*STATED EXERCISE*:
Sort through the entries below and pull out lines containing the word "customer".

Extracts from a graphics dataset:
-- BEGIN --

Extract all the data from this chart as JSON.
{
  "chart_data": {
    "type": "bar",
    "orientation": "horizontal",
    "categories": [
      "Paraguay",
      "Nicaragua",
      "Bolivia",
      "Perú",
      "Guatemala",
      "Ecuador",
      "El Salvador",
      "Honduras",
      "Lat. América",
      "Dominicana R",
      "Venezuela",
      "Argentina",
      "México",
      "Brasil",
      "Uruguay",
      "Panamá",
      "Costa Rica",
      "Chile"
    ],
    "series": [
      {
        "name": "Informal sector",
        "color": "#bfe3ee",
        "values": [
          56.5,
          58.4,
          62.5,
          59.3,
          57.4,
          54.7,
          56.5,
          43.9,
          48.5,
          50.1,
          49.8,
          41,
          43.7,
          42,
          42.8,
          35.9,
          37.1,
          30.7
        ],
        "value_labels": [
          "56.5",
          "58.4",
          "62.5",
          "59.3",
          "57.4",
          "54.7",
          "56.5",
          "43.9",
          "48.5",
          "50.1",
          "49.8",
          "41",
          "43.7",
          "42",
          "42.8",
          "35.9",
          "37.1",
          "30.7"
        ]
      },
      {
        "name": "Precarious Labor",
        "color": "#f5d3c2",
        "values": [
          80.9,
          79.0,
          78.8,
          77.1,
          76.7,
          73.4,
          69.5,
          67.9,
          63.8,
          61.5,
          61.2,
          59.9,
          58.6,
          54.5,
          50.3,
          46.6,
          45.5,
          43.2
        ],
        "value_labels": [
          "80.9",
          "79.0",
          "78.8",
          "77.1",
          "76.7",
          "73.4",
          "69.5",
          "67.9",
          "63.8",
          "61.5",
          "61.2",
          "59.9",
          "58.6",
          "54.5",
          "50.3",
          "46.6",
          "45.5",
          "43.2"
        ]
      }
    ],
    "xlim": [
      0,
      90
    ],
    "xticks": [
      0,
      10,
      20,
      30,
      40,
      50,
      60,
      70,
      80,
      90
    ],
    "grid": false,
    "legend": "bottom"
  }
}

-- END --
-- BEGIN --

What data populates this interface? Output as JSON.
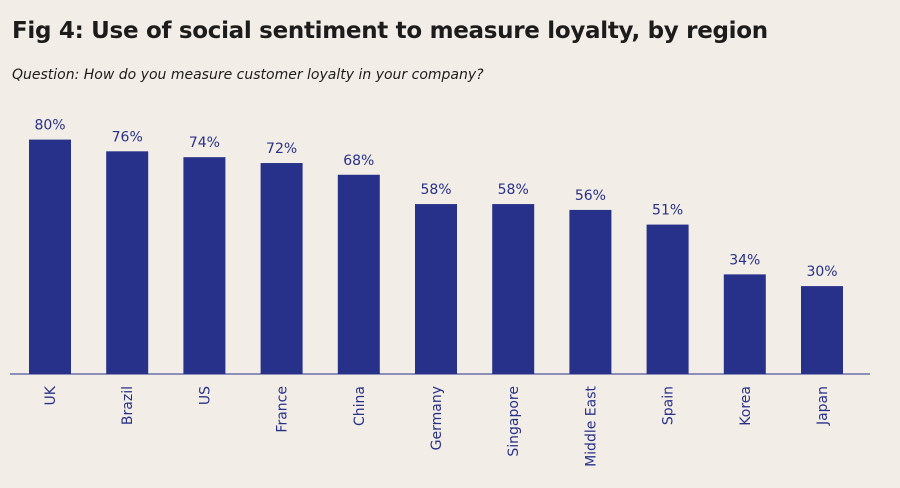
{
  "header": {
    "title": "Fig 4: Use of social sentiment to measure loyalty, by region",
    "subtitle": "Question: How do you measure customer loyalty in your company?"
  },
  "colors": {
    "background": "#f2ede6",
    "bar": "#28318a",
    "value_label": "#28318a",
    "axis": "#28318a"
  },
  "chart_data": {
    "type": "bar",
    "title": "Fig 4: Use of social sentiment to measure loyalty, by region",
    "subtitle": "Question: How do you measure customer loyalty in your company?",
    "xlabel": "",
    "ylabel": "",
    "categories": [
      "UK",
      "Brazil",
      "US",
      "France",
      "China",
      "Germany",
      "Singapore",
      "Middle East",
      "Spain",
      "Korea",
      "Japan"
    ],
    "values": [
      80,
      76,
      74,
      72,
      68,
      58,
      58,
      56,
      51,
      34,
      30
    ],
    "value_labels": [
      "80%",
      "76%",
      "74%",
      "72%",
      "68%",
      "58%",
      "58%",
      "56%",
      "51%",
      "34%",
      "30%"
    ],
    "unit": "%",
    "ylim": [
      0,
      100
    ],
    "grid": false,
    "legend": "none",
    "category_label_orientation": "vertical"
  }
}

-- END --

*EXPECTED OUTPUT*:
    "subtitle": "Question: How do you measure customer loyalty in your company?"
    "subtitle": "Question: How do you measure customer loyalty in your company?",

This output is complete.